Brief:
Check each line of the records below for the string "kład", then state how many lines contain it, with no other output.

-.-.-

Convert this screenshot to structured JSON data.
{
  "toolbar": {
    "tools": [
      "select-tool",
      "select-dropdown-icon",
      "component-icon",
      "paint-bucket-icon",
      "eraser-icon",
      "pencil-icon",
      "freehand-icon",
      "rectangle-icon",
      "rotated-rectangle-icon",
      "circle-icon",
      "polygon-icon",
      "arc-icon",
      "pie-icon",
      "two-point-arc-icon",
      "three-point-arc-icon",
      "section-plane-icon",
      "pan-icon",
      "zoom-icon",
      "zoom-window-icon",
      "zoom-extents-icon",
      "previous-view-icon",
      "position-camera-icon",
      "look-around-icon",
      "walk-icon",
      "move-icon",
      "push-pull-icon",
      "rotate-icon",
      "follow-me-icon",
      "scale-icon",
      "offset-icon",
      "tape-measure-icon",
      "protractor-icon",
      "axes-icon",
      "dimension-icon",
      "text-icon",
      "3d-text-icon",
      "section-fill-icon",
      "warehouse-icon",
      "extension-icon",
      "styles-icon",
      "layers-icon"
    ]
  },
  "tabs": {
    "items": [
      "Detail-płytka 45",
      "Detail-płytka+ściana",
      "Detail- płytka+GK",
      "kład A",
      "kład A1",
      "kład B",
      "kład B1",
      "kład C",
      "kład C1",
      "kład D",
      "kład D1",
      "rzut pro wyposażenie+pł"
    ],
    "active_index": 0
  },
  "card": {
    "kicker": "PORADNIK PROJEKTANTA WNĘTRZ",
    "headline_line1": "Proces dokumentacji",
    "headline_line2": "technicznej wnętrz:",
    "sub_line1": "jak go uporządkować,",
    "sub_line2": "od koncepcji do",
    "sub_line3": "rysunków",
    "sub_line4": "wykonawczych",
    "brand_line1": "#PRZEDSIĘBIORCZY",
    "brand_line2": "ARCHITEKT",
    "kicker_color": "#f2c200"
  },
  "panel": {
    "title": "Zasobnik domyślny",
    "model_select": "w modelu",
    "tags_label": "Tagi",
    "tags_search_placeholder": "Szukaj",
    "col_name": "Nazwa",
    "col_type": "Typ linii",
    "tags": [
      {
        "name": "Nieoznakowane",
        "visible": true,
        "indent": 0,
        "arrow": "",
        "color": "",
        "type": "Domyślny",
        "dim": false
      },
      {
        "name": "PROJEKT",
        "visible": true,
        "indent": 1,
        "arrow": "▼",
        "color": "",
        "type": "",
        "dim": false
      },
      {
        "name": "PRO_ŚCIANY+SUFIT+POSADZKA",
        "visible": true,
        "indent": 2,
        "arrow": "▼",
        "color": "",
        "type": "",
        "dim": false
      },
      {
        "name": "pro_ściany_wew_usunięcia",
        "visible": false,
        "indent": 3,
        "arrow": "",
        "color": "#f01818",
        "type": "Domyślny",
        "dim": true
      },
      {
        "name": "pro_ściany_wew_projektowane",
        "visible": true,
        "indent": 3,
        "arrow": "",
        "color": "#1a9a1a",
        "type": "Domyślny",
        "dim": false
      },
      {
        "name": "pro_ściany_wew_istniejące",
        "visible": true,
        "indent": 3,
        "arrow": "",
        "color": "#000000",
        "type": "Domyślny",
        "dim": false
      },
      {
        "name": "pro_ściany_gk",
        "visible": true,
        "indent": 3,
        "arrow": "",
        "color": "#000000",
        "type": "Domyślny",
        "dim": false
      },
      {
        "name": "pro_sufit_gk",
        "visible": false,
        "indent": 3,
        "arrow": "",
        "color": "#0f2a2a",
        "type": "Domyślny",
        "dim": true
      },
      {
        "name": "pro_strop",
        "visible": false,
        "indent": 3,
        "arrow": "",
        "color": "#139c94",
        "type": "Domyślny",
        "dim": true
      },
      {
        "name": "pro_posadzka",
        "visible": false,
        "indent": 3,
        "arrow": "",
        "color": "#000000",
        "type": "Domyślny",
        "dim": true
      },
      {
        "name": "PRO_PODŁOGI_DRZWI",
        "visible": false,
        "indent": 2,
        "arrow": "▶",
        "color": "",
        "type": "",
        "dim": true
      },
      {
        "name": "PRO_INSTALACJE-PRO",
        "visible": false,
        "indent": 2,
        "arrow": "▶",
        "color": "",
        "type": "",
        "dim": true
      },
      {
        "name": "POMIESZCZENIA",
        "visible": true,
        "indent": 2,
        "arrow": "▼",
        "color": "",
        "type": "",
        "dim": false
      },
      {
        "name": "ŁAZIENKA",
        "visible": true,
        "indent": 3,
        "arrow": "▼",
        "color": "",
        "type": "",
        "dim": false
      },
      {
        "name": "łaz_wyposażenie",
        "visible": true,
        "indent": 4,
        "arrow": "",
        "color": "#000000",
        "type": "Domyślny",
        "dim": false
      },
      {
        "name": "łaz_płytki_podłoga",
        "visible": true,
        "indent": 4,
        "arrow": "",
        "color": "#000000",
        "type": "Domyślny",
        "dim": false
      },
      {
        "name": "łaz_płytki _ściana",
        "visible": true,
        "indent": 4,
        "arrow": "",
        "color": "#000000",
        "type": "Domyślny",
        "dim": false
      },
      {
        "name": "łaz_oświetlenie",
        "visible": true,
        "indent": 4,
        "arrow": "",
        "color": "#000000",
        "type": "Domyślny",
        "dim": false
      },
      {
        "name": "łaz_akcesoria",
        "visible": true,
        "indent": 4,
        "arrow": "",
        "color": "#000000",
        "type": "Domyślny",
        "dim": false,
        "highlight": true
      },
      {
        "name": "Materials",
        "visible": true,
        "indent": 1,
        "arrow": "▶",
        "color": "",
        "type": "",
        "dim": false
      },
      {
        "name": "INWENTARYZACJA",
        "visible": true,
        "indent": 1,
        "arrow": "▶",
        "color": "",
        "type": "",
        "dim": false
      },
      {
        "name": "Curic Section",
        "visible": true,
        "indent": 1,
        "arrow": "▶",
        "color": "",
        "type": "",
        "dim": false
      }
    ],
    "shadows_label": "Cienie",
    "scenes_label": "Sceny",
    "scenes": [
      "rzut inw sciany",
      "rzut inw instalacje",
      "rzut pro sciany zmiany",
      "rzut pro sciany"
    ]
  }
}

-.-.-

Result of the exercise:
8